▶ _What to produce_:
Transcribe the entries that follow, word for word.
--- Extracted data ---
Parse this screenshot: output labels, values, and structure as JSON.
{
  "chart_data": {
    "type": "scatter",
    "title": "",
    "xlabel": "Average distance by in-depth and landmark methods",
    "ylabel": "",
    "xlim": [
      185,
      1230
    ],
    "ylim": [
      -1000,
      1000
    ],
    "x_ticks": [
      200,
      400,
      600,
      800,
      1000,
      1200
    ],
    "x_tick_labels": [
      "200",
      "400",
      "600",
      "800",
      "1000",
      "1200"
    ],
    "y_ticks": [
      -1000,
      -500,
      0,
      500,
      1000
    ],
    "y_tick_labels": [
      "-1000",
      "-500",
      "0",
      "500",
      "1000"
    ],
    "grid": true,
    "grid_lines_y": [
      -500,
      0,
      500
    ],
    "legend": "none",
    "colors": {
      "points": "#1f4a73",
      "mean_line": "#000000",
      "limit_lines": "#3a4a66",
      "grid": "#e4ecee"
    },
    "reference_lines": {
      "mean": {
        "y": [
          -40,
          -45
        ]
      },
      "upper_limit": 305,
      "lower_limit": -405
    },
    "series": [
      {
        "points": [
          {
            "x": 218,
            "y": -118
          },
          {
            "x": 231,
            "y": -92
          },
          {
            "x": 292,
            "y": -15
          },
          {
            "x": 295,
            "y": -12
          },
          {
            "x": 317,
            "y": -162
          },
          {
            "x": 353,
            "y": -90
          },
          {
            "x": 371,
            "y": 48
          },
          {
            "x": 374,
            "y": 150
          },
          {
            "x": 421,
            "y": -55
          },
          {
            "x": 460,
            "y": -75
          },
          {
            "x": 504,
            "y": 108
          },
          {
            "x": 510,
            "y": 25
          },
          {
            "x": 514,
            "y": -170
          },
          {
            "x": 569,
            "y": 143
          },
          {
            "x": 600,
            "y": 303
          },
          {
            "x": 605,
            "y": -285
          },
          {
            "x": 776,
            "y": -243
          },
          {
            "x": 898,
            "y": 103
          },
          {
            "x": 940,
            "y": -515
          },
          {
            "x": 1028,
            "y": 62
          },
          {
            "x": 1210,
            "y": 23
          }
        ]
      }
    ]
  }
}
---
▶ _Solution to the problem_:
Parse this screenshot: output labels, values, and structure as JSON.
{
  "chart_data": {
    "type": "scatter",
    "title": "",
    "xlabel": "Average distance by in-depth and landmark methods",
    "ylabel": "",
    "xlim": [
      185,
      1230
    ],
    "ylim": [
      -1000,
      1000
    ],
    "x_ticks": [
      200,
      400,
      600,
      800,
      1000,
      1200
    ],
    "x_tick_labels": [
      "200",
      "400",
      "600",
      "800",
      "1000",
      "1200"
    ],
    "y_ticks": [
      -1000,
      -500,
      0,
      500,
      1000
    ],
    "y_tick_labels": [
      "-1000",
      "-500",
      "0",
      "500",
      "1000"
    ],
    "grid": true,
    "grid_lines_y": [
      -500,
      0,
      500
    ],
    "legend": "none",
    "colors": {
      "points": "#1f4a73",
      "mean_line": "#000000",
      "limit_lines": "#3a4a66",
      "grid": "#e4ecee"
    },
    "reference_lines": {
      "mean": {
        "y": [
          -40,
          -45
        ]
      },
      "upper_limit": 305,
      "lower_limit": -405
    },
    "series": [
      {
        "points": [
          {
            "x": 218,
            "y": -118
          },
          {
            "x": 231,
            "y": -92
          },
          {
            "x": 292,
            "y": -15
          },
          {
            "x": 295,
            "y": -12
          },
          {
            "x": 317,
            "y": -162
          },
          {
            "x": 353,
            "y": -90
          },
          {
            "x": 371,
            "y": 48
          },
          {
            "x": 374,
            "y": 150
          },
          {
            "x": 421,
            "y": -55
          },
          {
            "x": 460,
            "y": -75
          },
          {
            "x": 504,
            "y": 108
          },
          {
            "x": 510,
            "y": 25
          },
          {
            "x": 514,
            "y": -170
          },
          {
            "x": 569,
            "y": 143
          },
          {
            "x": 600,
            "y": 303
          },
          {
            "x": 605,
            "y": -285
          },
          {
            "x": 776,
            "y": -243
          },
          {
            "x": 898,
            "y": 103
          },
          {
            "x": 940,
            "y": -515
          },
          {
            "x": 1028,
            "y": 62
          },
          {
            "x": 1210,
            "y": 23
          }
        ]
      }
    ]
  }
}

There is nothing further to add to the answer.